═══ TEXTO DE LECTURA ═══

Respecto a su frase inicial sigo pensando lo mismo que en el otro hilo, ha...


----------



## gabbytaa

Hay algo que todavía no comprendo y es lo siguiente:



S.V. said:


> _Dijo que si alguna vez ella hubiera de tener el dinero, ella habría de comprarse un coche.
> 
> _Me parece correcta esa oración, no común, pero correcta; y el resto de la oración está en un momento posterior al momento en que se lo dijo, como usted quiere expresarlo. Creo que así sería el equivalente en español, entonces. No sé por qué en mi otra oración suena demasiado raro la parte media de la oración, pero si quita esa parte la oración me parece perfecta: _En la mañana les dijo que sí habría de salir con ellos en la noche..._
> 
> Respecto a su frase inicial sigo pensando lo mismo que en el otro hilo, ha...



Ese "hubiera de tener" no lo comprendo por más que trato. ¿Me podría explicar cómo lo forma?

Un saludo


----------



## S.V.

Dije:_ "Yo habré de tener tal cantidad".
Dije que yo habría de tener tal cantidad.

_Dije:_ "Yo he de tener tal cantidad".
Dije que yo había de tener tal cantidad.

═══ EXTRACTO DE DATOS ═══

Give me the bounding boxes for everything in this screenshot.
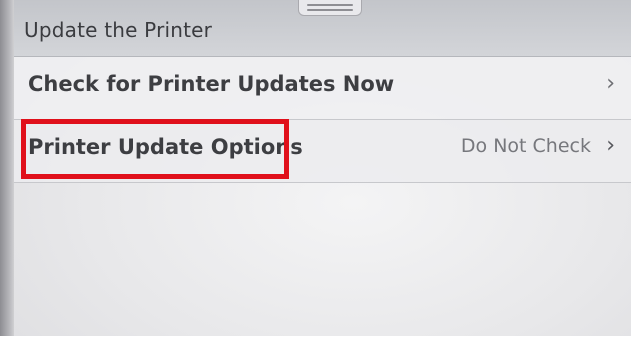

═══

QUÉ HACER -
Actualiza el hilo del foro: reproduce el fragmento que empieza con las palabras "## gabbytaa" y termina después de "comprarse un coche.", poniendo "entiendo" en lugar de "comprendo".

SOLUCIÓN -
## gabbytaa

Hay algo que todavía no entiendo y es lo siguiente:



S.V. said:


> _Dijo que si alguna vez ella hubiera de tener el dinero, ella habría de comprarse un coche.